── Data for this task
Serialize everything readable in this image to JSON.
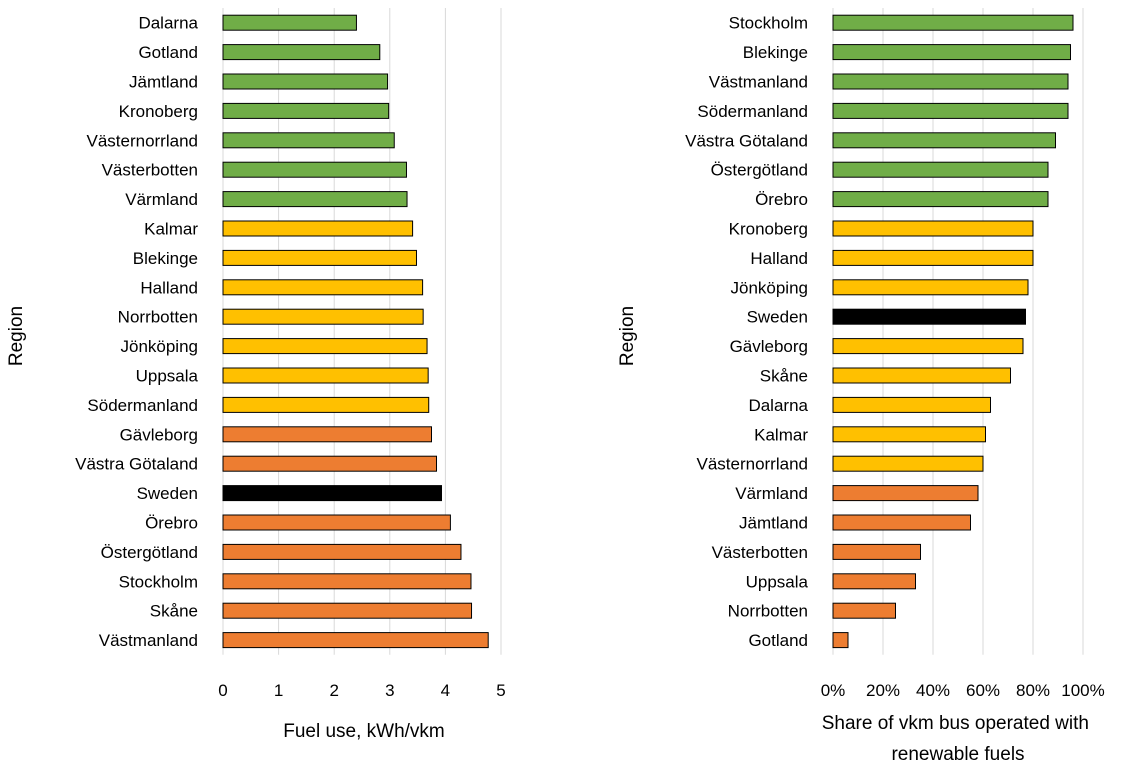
{
  "colors": {
    "green": "#70AD47",
    "yellow": "#FFC000",
    "orange": "#ED7D31",
    "black": "#000000",
    "grid": "#D9D9D9"
  },
  "chart_data": [
    {
      "type": "bar",
      "orientation": "horizontal",
      "ylabel": "Region",
      "xlabel": "Fuel use, kWh/vkm",
      "xlim": [
        0,
        5
      ],
      "xticks": [
        "0",
        "1",
        "2",
        "3",
        "4",
        "5"
      ],
      "grid": true,
      "categories": [
        "Dalarna",
        "Gotland",
        "Jämtland",
        "Kronoberg",
        "Västernorrland",
        "Västerbotten",
        "Värmland",
        "Kalmar",
        "Blekinge",
        "Halland",
        "Norrbotten",
        "Jönköping",
        "Uppsala",
        "Södermanland",
        "Gävleborg",
        "Västra Götaland",
        "Sweden",
        "Örebro",
        "Östergötland",
        "Stockholm",
        "Skåne",
        "Västmanland"
      ],
      "values": [
        2.4,
        2.82,
        2.96,
        2.98,
        3.08,
        3.3,
        3.31,
        3.41,
        3.48,
        3.59,
        3.6,
        3.67,
        3.69,
        3.7,
        3.75,
        3.84,
        3.93,
        4.09,
        4.28,
        4.46,
        4.47,
        4.77
      ],
      "bar_colors": [
        "green",
        "green",
        "green",
        "green",
        "green",
        "green",
        "green",
        "yellow",
        "yellow",
        "yellow",
        "yellow",
        "yellow",
        "yellow",
        "yellow",
        "orange",
        "orange",
        "black",
        "orange",
        "orange",
        "orange",
        "orange",
        "orange"
      ]
    },
    {
      "type": "bar",
      "orientation": "horizontal",
      "ylabel": "Region",
      "xlabel": "Share of vkm bus operated with renewable fuels",
      "xlabel_lines": [
        "Share of vkm bus operated with",
        "renewable fuels"
      ],
      "xlim": [
        0,
        100
      ],
      "xticks": [
        "0%",
        "20%",
        "40%",
        "60%",
        "80%",
        "100%"
      ],
      "grid": true,
      "categories": [
        "Stockholm",
        "Blekinge",
        "Västmanland",
        "Södermanland",
        "Västra Götaland",
        "Östergötland",
        "Örebro",
        "Kronoberg",
        "Halland",
        "Jönköping",
        "Sweden",
        "Gävleborg",
        "Skåne",
        "Dalarna",
        "Kalmar",
        "Västernorrland",
        "Värmland",
        "Jämtland",
        "Västerbotten",
        "Uppsala",
        "Norrbotten",
        "Gotland"
      ],
      "values": [
        96,
        95,
        94,
        94,
        89,
        86,
        86,
        80,
        80,
        78,
        77,
        76,
        71,
        63,
        61,
        60,
        58,
        55,
        35,
        33,
        25,
        6
      ],
      "bar_colors": [
        "green",
        "green",
        "green",
        "green",
        "green",
        "green",
        "green",
        "yellow",
        "yellow",
        "yellow",
        "black",
        "yellow",
        "yellow",
        "yellow",
        "yellow",
        "yellow",
        "orange",
        "orange",
        "orange",
        "orange",
        "orange",
        "orange"
      ]
    }
  ]
}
────
- [Given request]: The pictures should not be reproduced; quote all of the other material exactly.

- [Answer to this task]:
Serialize everything readable in this image to JSON.
{
  "colors": {
    "green": "#70AD47",
    "yellow": "#FFC000",
    "orange": "#ED7D31",
    "black": "#000000",
    "grid": "#D9D9D9"
  },
  "chart_data": [
    {
      "type": "bar",
      "orientation": "horizontal",
      "ylabel": "Region",
      "xlabel": "Fuel use, kWh/vkm",
      "xlim": [
        0,
        5
      ],
      "xticks": [
        "0",
        "1",
        "2",
        "3",
        "4",
        "5"
      ],
      "grid": true,
      "categories": [
        "Dalarna",
        "Gotland",
        "Jämtland",
        "Kronoberg",
        "Västernorrland",
        "Västerbotten",
        "Värmland",
        "Kalmar",
        "Blekinge",
        "Halland",
        "Norrbotten",
        "Jönköping",
        "Uppsala",
        "Södermanland",
        "Gävleborg",
        "Västra Götaland",
        "Sweden",
        "Örebro",
        "Östergötland",
        "Stockholm",
        "Skåne",
        "Västmanland"
      ],
      "values": [
        2.4,
        2.82,
        2.96,
        2.98,
        3.08,
        3.3,
        3.31,
        3.41,
        3.48,
        3.59,
        3.6,
        3.67,
        3.69,
        3.7,
        3.75,
        3.84,
        3.93,
        4.09,
        4.28,
        4.46,
        4.47,
        4.77
      ],
      "bar_colors": [
        "green",
        "green",
        "green",
        "green",
        "green",
        "green",
        "green",
        "yellow",
        "yellow",
        "yellow",
        "yellow",
        "yellow",
        "yellow",
        "yellow",
        "orange",
        "orange",
        "black",
        "orange",
        "orange",
        "orange",
        "orange",
        "orange"
      ]
    },
    {
      "type": "bar",
      "orientation": "horizontal",
      "ylabel": "Region",
      "xlabel": "Share of vkm bus operated with renewable fuels",
      "xlabel_lines": [
        "Share of vkm bus operated with",
        "renewable fuels"
      ],
      "xlim": [
        0,
        100
      ],
      "xticks": [
        "0%",
        "20%",
        "40%",
        "60%",
        "80%",
        "100%"
      ],
      "grid": true,
      "categories": [
        "Stockholm",
        "Blekinge",
        "Västmanland",
        "Södermanland",
        "Västra Götaland",
        "Östergötland",
        "Örebro",
        "Kronoberg",
        "Halland",
        "Jönköping",
        "Sweden",
        "Gävleborg",
        "Skåne",
        "Dalarna",
        "Kalmar",
        "Västernorrland",
        "Värmland",
        "Jämtland",
        "Västerbotten",
        "Uppsala",
        "Norrbotten",
        "Gotland"
      ],
      "values": [
        96,
        95,
        94,
        94,
        89,
        86,
        86,
        80,
        80,
        78,
        77,
        76,
        71,
        63,
        61,
        60,
        58,
        55,
        35,
        33,
        25,
        6
      ],
      "bar_colors": [
        "green",
        "green",
        "green",
        "green",
        "green",
        "green",
        "green",
        "yellow",
        "yellow",
        "yellow",
        "black",
        "yellow",
        "yellow",
        "yellow",
        "yellow",
        "yellow",
        "orange",
        "orange",
        "orange",
        "orange",
        "orange",
        "orange"
      ]
    }
  ]
}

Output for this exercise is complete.